━━━━━ Task input ━━━━━
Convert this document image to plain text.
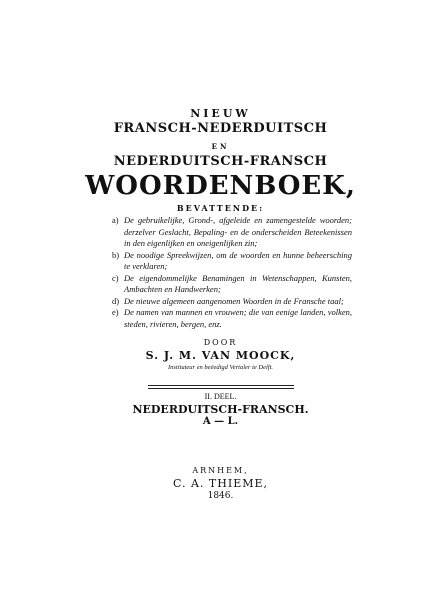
NIEUW
FRANSCH-NEDERDUITSCH
EN
NEDERDUITSCH-FRANSCH
WOORDENBOEK,
BEVATTENDE:
a) De gebruikelijke, Grond-, afgeleide en zamengestelde woorden; derzelver Geslacht, Bepaling- en de onderscheiden Beteekenissen in den eigenlijken en oneigenlijken zin;
b) De noodige Spreekwijzen, om de woorden en hunne beheersching te verklaren;
c) De eigendommelijke Benamingen in Wetenschappen, Kunsten, Ambachten en Handwerken;
d) De nieuwe algemeen aangenomen Woorden in de Fransche taal;
e) De namen van mannen en vrouwen; die van eenige landen, volken, steden, rivieren, bergen, enz.
DOOR
S. J. M. VAN MOOCK,
Instituteur en beëedigd Vertaler te Delft.
II. DEEL.
NEDERDUITSCH-FRANSCH.
A — L.
ARNHEM,
C. A. THIEME,
1846.
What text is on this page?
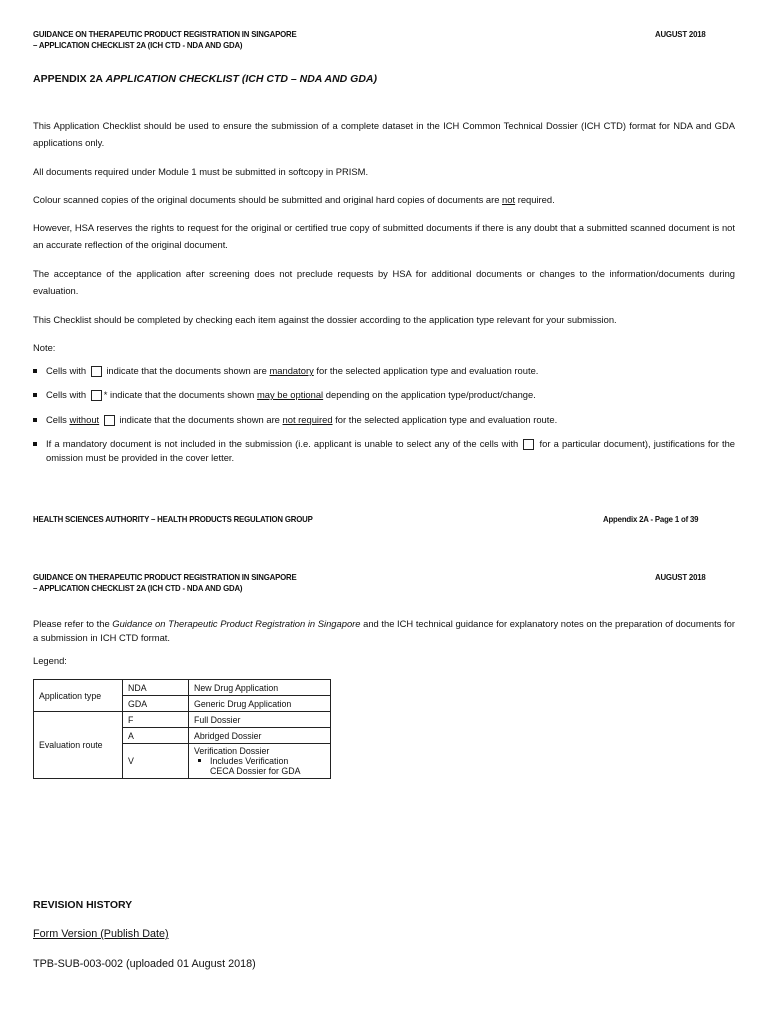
GUIDANCE ON THERAPEUTIC PRODUCT REGISTRATION IN SINGAPORE
– APPLICATION CHECKLIST 2A (ICH CTD - NDA AND GDA)
AUGUST 2018
APPENDIX 2A APPLICATION CHECKLIST (ICH CTD – NDA AND GDA)
This Application Checklist should be used to ensure the submission of a complete dataset in the ICH Common Technical Dossier (ICH CTD) format for NDA and GDA applications only.
All documents required under Module 1 must be submitted in softcopy in PRISM.
Colour scanned copies of the original documents should be submitted and original hard copies of documents are not required.
However, HSA reserves the rights to request for the original or certified true copy of submitted documents if there is any doubt that a submitted scanned document is not an accurate reflection of the original document.
The acceptance of the application after screening does not preclude requests by HSA for additional documents or changes to the information/documents during evaluation.
This Checklist should be completed by checking each item against the dossier according to the application type relevant for your submission.
Note:
Cells with  indicate that the documents shown are mandatory for the selected application type and evaluation route.
Cells with * indicate that the documents shown may be optional depending on the application type/product/change.
Cells without  indicate that the documents shown are not required for the selected application type and evaluation route.
If a mandatory document is not included in the submission (i.e. applicant is unable to select any of the cells with  for a particular document), justifications for the omission must be provided in the cover letter.
HEALTH SCIENCES AUTHORITY – HEALTH PRODUCTS REGULATION GROUP	Appendix 2A - Page 1 of 39
GUIDANCE ON THERAPEUTIC PRODUCT REGISTRATION IN SINGAPORE
– APPLICATION CHECKLIST 2A (ICH CTD - NDA AND GDA)
AUGUST 2018
Please refer to the Guidance on Therapeutic Product Registration in Singapore and the ICH technical guidance for explanatory notes on the preparation of documents for a submission in ICH CTD format.
Legend:
Application type	NDA	New Drug Application
	GDA	Generic Drug Application
Evaluation route	F	Full Dossier
	A	Abridged Dossier
	V	Verification Dossier
Includes Verification CECA Dossier for GDA
REVISION HISTORY
Form Version (Publish Date)
TPB-SUB-003-002 (uploaded 01 August 2018)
━━━━━
→ Exercise aim:
Copy out each line of the data where the string "documents" appears.

→ Result of the task:
All documents required under Module 1 must be submitted in softcopy in PRISM.
Colour scanned copies of the original documents should be submitted and original hard copies of documents are not required.
However, HSA reserves the rights to request for the original or certified true copy of submitted documents if there is any doubt that a submitted scanned document is not an accurate reflection of the original document.
The acceptance of the application after screening does not preclude requests by HSA for additional documents or changes to the information/documents during evaluation.
Cells with  indicate that the documents shown are mandatory for the selected application type and evaluation route.
Cells with * indicate that the documents shown may be optional depending on the application type/product/change.
Cells without  indicate that the documents shown are not required for the selected application type and evaluation route.
Please refer to the Guidance on Therapeutic Product Registration in Singapore and the ICH technical guidance for explanatory notes on the preparation of documents for a submission in ICH CTD format.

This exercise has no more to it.